**RECORD EXTRACTS**

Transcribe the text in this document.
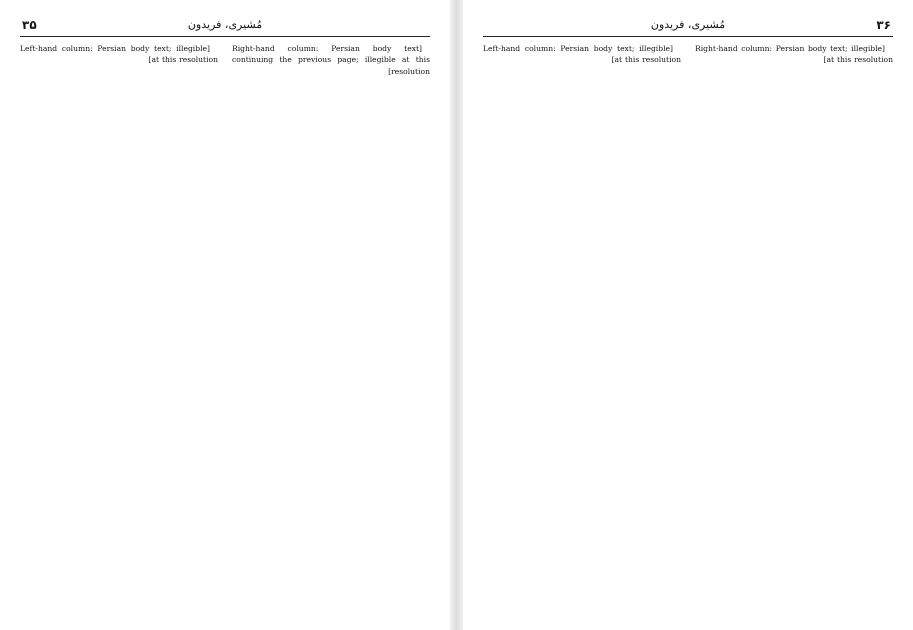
۳۵	مُشیری، فریدون

[Right-hand column: Persian body text continuing the previous page; illegible at this resolution]

[Left-hand column: Persian body text; illegible at this resolution]

۳۶
مُشیری، فریدون

[Right-hand column: Persian body text; illegible at this resolution]

[Left-hand column: Persian body text; illegible at this resolution]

**SHORT EXERCISE**
Find every line holding the word "illegible"; give their count and nothing else.

**THE ANSWER**
4